------ Material to process ------

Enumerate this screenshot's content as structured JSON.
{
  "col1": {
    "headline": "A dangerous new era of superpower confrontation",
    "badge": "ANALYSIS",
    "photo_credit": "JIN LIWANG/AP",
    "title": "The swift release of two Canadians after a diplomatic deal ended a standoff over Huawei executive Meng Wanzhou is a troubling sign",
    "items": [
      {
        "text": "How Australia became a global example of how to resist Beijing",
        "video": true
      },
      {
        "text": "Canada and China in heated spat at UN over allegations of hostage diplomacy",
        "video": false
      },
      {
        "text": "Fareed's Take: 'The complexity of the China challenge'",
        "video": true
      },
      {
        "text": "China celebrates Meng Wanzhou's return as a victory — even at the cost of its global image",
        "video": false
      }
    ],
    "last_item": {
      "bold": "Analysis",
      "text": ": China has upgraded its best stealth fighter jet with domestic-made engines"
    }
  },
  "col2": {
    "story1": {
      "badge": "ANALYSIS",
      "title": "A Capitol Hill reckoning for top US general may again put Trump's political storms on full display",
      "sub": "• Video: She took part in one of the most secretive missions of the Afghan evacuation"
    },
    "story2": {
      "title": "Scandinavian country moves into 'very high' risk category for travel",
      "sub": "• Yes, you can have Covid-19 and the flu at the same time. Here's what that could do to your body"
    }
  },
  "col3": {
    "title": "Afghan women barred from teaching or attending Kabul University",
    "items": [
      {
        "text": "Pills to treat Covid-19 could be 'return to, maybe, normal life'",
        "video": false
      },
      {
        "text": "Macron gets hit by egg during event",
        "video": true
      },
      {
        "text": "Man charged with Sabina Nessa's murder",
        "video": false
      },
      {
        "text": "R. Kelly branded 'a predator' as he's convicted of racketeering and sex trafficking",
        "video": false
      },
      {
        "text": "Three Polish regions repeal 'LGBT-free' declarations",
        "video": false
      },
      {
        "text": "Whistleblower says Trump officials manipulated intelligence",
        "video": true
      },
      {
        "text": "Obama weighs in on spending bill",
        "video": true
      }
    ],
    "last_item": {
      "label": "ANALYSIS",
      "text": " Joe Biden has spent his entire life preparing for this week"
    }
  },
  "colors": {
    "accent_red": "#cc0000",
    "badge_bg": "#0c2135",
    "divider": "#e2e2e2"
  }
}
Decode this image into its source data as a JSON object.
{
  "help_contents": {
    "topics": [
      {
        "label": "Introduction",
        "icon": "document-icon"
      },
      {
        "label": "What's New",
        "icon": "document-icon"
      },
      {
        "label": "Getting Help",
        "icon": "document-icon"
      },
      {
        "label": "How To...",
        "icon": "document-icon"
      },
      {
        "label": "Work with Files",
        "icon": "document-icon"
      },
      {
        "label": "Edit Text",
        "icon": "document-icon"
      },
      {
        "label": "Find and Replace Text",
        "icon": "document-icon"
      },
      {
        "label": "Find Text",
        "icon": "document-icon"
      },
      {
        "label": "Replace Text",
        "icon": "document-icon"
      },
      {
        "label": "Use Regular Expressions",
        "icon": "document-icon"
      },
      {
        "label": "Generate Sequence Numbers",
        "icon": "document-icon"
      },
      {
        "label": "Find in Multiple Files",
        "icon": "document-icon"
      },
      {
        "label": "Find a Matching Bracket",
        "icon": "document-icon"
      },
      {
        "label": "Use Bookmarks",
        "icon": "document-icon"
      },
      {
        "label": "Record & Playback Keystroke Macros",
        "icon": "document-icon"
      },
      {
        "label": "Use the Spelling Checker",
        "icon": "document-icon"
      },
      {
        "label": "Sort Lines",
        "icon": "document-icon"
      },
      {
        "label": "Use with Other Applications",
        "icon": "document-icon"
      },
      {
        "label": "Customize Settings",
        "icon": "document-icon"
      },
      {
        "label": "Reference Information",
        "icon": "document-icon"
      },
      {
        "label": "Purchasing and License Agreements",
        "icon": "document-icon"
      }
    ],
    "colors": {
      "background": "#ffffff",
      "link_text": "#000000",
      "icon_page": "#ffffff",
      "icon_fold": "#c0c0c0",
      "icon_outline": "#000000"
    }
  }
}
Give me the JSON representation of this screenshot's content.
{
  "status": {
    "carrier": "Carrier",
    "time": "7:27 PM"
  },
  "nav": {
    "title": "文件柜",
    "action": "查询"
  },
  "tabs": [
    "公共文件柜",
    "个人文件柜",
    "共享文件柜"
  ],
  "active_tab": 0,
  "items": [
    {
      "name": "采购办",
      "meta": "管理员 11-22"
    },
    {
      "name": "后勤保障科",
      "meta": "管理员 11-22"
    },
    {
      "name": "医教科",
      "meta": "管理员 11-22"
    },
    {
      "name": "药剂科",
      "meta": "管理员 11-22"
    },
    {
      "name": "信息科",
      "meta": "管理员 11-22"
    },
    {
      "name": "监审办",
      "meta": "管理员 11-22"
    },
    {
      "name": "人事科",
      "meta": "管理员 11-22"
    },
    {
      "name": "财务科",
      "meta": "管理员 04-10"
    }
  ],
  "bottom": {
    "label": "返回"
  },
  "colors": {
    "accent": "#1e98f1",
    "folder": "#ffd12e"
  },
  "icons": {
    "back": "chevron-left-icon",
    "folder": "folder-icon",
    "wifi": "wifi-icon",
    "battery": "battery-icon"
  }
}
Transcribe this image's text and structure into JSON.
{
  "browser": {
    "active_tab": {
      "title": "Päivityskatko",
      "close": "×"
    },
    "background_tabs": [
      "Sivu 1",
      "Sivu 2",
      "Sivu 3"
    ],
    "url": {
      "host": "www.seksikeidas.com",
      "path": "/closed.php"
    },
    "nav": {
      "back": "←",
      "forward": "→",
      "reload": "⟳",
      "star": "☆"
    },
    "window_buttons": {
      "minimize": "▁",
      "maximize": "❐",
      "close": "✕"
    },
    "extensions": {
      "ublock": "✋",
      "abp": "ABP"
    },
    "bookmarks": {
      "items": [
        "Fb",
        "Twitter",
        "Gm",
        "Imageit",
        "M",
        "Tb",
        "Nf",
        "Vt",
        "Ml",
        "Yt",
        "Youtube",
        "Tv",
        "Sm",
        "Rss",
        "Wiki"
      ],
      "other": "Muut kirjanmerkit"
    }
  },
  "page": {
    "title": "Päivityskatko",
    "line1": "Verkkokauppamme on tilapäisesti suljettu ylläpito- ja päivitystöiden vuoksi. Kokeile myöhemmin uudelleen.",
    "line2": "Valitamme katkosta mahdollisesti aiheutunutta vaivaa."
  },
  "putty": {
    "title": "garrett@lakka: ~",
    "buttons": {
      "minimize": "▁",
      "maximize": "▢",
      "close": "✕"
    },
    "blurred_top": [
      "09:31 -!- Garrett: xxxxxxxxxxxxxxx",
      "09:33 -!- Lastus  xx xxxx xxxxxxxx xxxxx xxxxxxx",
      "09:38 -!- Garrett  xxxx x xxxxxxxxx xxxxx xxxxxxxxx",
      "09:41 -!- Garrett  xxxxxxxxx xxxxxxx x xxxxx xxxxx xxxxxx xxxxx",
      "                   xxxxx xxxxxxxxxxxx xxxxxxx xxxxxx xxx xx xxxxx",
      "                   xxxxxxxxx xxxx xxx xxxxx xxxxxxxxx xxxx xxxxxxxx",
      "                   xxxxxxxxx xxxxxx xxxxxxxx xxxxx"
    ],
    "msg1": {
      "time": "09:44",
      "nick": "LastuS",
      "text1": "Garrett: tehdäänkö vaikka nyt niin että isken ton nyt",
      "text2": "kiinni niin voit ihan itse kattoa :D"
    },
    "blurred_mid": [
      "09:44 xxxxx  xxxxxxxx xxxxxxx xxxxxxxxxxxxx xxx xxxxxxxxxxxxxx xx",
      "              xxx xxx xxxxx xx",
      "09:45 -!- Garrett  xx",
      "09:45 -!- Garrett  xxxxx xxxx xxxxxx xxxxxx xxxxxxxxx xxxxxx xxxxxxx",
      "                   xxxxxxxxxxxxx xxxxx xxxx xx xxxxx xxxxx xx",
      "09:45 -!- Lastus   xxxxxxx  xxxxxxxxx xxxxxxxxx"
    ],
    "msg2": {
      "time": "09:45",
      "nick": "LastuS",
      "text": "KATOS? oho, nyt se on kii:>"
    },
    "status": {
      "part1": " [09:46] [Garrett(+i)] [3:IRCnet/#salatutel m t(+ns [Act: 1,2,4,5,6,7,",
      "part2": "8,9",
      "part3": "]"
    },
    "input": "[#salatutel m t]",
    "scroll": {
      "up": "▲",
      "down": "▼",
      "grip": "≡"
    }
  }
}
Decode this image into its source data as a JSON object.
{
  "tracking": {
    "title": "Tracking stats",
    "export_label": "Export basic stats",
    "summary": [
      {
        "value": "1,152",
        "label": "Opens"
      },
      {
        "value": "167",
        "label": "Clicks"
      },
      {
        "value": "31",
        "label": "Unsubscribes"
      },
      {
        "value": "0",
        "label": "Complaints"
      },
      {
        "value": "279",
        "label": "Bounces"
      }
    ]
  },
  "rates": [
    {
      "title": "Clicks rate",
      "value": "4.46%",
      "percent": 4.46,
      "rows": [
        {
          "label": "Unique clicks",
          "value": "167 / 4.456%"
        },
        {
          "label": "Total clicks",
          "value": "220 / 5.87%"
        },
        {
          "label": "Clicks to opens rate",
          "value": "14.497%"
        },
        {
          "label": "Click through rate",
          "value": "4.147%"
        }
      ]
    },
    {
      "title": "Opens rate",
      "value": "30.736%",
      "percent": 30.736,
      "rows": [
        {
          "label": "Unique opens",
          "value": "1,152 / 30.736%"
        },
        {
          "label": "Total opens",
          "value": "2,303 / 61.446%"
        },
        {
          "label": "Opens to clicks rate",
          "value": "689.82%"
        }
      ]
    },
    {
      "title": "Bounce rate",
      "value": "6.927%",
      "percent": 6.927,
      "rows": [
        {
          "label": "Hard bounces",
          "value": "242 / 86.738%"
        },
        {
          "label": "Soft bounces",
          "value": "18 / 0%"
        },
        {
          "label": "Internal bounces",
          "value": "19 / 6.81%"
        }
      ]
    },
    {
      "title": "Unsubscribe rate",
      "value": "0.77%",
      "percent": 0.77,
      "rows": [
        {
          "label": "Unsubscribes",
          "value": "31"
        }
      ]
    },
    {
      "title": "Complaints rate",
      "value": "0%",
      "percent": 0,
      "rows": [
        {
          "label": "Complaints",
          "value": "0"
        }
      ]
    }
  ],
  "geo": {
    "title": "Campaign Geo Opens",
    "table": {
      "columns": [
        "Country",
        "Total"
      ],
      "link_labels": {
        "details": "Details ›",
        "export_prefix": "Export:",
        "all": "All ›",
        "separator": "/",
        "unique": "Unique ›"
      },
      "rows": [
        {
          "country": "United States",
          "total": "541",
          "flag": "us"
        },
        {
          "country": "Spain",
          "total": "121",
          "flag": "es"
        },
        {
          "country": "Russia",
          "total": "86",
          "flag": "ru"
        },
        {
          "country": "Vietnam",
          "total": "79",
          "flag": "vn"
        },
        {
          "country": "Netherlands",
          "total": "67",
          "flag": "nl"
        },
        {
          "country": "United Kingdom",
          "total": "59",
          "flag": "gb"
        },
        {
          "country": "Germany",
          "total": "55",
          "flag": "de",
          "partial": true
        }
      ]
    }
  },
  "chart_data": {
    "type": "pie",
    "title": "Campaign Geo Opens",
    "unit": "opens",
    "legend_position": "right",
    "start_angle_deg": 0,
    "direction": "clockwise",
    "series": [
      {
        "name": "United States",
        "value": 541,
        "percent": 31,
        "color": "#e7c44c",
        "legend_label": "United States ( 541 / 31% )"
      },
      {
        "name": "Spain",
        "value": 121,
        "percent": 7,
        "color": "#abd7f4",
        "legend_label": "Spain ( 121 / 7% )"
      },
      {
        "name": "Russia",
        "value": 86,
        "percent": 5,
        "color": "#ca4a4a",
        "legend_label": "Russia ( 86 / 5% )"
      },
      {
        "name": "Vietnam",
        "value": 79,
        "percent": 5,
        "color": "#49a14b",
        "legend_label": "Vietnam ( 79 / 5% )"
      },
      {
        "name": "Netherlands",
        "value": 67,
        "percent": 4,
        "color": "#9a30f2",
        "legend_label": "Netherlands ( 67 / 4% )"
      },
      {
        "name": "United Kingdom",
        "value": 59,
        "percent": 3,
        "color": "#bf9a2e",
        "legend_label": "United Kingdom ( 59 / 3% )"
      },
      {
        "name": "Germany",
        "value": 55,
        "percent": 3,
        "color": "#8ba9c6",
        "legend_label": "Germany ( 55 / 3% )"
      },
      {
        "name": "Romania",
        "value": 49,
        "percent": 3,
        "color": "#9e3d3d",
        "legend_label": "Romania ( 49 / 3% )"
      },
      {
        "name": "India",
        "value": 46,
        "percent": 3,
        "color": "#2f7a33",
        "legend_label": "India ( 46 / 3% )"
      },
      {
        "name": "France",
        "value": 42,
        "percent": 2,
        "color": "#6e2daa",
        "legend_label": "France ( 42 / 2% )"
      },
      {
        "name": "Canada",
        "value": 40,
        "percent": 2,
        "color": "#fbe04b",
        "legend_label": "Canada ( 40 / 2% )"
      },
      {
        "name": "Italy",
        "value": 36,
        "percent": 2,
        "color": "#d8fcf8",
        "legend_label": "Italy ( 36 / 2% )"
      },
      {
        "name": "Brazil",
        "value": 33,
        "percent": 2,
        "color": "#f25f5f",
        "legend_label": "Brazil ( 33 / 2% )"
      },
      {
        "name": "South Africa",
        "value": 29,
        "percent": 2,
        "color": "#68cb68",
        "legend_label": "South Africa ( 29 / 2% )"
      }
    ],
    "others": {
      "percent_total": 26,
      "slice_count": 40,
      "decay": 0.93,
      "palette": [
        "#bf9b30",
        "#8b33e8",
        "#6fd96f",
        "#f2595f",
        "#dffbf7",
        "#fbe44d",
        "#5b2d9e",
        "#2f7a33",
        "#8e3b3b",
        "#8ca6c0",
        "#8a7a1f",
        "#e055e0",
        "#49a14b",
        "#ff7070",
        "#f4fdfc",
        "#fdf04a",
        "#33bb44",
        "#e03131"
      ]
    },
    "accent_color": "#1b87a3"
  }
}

------

The task. Gather up the lines that contain the word "niin".

Result of the exercise.
      "text1": "Garrett: tehdäänkö vaikka nyt niin että isken ton nyt",
      "text2": "kiinni niin voit ihan itse kattoa :D"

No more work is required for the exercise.